* Dataset entries:

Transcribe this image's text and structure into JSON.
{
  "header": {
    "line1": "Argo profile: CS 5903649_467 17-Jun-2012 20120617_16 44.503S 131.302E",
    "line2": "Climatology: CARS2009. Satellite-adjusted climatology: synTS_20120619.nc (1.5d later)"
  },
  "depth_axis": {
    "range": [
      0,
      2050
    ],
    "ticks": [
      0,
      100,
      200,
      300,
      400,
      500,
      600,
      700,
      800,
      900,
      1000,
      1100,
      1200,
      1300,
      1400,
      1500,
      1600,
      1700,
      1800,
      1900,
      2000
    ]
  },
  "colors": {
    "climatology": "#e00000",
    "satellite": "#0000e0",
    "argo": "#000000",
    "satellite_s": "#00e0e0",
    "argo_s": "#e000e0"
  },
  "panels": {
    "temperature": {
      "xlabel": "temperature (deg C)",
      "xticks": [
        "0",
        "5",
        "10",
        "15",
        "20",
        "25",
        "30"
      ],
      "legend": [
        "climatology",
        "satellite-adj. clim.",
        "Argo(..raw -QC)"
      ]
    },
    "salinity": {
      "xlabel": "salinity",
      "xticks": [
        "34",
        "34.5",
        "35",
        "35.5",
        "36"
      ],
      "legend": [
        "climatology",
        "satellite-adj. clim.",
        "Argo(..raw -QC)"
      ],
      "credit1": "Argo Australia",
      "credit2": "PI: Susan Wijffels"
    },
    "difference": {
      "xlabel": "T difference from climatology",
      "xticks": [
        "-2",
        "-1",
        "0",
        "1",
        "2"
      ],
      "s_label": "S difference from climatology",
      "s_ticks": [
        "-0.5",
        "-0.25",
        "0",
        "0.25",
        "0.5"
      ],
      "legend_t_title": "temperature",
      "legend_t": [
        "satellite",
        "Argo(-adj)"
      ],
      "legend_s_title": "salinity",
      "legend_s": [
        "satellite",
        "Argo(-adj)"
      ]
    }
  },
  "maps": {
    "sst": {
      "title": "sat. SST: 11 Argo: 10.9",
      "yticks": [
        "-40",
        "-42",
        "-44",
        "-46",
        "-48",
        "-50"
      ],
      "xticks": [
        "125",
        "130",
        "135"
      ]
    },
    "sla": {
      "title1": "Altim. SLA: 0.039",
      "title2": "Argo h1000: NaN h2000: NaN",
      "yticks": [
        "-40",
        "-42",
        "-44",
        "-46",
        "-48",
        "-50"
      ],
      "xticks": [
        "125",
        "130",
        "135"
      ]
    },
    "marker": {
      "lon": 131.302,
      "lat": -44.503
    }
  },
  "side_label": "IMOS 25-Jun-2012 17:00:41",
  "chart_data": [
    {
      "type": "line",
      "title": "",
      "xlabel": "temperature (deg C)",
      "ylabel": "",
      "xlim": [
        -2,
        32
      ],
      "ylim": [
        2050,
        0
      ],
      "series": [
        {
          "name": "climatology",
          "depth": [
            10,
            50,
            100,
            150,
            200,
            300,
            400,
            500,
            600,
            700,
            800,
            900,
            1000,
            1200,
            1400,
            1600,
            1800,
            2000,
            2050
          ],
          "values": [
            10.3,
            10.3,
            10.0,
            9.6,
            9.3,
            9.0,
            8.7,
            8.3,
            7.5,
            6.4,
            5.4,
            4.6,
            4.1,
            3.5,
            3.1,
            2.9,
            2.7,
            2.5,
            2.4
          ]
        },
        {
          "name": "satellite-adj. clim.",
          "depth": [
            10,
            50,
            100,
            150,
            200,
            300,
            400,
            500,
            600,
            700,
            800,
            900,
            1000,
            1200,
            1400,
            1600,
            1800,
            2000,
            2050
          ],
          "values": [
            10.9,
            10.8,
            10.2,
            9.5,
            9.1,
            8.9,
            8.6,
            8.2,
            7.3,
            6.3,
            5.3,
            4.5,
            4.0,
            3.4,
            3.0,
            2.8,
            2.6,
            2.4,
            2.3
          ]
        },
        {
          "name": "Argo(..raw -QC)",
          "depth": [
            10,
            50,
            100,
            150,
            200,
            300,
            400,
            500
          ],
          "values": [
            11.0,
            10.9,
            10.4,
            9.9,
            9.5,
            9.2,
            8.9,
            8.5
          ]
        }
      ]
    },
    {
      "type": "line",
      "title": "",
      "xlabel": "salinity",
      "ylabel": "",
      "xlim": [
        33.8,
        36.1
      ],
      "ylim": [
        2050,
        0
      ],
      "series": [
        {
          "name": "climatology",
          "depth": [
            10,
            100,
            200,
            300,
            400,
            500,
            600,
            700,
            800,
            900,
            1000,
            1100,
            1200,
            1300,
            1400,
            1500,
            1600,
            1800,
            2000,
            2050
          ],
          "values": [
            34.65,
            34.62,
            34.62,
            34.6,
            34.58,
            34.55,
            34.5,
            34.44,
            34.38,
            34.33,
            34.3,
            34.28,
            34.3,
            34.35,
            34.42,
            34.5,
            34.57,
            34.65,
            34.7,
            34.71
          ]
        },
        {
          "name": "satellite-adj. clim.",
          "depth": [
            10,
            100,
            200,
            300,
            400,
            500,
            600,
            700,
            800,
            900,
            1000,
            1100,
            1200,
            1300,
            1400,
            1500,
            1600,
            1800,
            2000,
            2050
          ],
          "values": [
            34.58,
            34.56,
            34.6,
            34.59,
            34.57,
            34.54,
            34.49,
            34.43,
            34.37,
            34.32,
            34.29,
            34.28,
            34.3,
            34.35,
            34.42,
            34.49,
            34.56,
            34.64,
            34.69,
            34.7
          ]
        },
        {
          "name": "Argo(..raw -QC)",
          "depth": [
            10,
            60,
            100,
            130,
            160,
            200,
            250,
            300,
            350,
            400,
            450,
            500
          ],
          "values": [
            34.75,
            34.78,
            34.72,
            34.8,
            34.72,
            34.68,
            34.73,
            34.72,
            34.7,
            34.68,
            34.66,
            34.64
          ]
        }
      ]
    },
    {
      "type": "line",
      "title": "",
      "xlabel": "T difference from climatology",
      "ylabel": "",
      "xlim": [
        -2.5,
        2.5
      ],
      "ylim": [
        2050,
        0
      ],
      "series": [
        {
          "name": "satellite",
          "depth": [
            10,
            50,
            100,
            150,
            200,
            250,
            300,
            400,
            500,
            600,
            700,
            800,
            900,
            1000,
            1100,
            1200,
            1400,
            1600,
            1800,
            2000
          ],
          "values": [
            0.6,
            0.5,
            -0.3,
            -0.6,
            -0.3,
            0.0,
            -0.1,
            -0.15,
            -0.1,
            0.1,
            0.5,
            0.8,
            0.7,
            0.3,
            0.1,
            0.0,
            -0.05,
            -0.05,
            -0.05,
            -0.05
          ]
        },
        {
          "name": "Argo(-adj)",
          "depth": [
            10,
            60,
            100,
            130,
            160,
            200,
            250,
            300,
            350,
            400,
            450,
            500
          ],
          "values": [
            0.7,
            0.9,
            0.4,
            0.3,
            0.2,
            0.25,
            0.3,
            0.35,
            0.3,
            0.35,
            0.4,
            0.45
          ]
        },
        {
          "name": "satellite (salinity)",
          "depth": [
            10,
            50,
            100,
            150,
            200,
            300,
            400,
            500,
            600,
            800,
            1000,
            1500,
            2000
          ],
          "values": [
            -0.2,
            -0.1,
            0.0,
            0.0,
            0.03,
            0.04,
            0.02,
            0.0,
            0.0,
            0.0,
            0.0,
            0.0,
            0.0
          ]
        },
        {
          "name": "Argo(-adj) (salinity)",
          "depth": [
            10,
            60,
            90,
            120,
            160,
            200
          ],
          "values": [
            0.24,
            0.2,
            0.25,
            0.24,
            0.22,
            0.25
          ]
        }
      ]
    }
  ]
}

* The problem:
Copy out every line that includes the word "difference".

* Response to this exercise:
    "difference": {
      "xlabel": "T difference from climatology",
      "s_label": "S difference from climatology",
      "xlabel": "T difference from climatology",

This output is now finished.